Objective: Find the lines with "payments" in them and copy them out.

Records supplied:
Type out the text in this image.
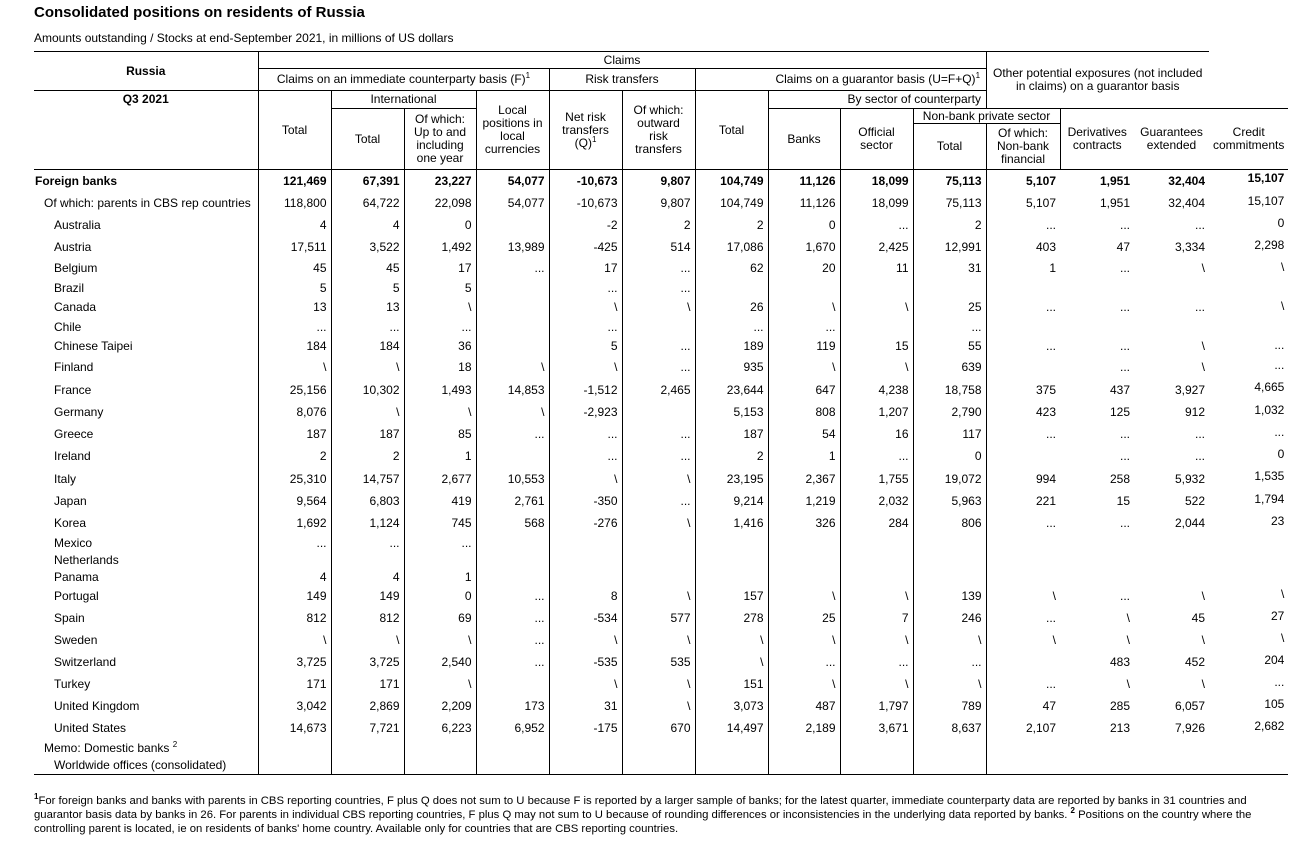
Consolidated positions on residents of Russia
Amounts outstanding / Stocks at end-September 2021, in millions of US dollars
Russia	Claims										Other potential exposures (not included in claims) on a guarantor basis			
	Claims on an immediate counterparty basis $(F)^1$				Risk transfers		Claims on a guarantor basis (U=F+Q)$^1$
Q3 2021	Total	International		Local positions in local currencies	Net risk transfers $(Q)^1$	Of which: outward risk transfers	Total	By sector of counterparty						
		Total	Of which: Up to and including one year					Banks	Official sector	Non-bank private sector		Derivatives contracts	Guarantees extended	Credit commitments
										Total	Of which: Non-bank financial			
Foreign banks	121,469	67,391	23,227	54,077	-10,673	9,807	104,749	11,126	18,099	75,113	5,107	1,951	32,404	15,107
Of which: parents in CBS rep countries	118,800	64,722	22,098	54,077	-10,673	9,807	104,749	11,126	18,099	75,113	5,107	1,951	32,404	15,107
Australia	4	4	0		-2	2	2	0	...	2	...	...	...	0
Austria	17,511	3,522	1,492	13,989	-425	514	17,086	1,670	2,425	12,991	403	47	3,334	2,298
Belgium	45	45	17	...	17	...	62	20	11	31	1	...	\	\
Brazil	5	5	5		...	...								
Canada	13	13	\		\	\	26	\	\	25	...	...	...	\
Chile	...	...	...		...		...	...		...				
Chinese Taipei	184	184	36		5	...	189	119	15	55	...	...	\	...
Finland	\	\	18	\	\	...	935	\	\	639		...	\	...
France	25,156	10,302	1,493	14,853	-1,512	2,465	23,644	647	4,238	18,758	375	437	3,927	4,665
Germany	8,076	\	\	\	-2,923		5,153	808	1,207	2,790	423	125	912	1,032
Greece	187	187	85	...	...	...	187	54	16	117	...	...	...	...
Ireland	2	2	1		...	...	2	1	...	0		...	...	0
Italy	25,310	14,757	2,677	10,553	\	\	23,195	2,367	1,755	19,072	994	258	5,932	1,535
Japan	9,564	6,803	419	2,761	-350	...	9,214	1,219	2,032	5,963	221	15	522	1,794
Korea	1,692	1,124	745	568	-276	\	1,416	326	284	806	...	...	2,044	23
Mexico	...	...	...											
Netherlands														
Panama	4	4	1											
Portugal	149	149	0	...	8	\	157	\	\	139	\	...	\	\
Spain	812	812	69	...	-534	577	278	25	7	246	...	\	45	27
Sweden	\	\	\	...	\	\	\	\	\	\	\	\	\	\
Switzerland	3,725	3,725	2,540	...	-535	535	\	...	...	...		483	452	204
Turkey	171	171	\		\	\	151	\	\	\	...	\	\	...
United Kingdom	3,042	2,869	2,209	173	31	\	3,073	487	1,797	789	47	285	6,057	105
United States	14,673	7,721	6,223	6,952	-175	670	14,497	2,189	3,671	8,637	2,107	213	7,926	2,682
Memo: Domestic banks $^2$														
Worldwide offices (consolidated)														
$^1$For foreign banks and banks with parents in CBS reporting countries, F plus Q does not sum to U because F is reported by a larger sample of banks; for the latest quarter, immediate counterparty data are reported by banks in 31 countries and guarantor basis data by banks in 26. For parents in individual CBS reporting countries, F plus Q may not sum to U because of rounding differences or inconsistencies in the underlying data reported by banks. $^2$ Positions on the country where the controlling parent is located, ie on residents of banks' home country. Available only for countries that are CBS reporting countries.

==

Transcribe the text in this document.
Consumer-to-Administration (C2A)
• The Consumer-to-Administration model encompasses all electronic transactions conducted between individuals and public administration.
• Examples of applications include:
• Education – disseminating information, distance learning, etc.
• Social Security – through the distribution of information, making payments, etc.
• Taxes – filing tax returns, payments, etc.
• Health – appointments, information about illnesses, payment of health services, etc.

---

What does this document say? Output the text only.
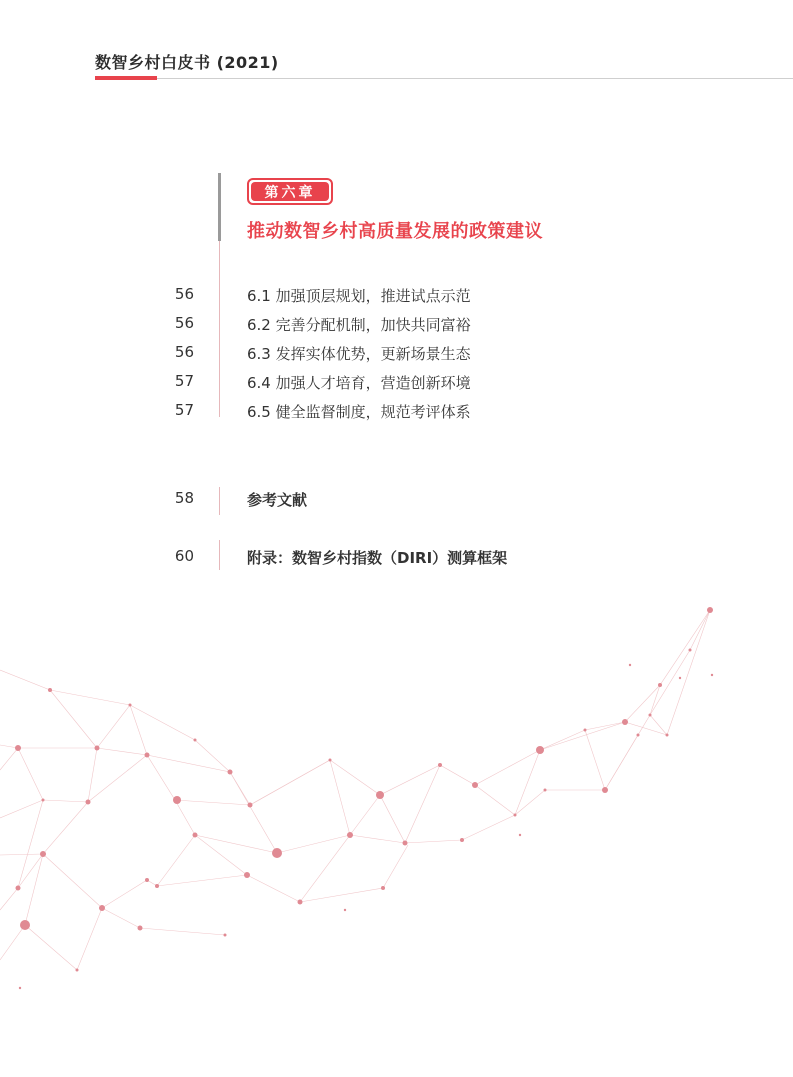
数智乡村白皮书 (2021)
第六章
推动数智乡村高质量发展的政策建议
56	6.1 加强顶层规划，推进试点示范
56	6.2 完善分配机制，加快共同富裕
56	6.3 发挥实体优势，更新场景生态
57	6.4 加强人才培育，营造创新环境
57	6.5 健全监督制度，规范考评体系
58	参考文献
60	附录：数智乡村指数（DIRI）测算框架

Answer:
• Social Security – through the distribution of information, making payments, etc.
• Taxes – filing tax returns, payments, etc.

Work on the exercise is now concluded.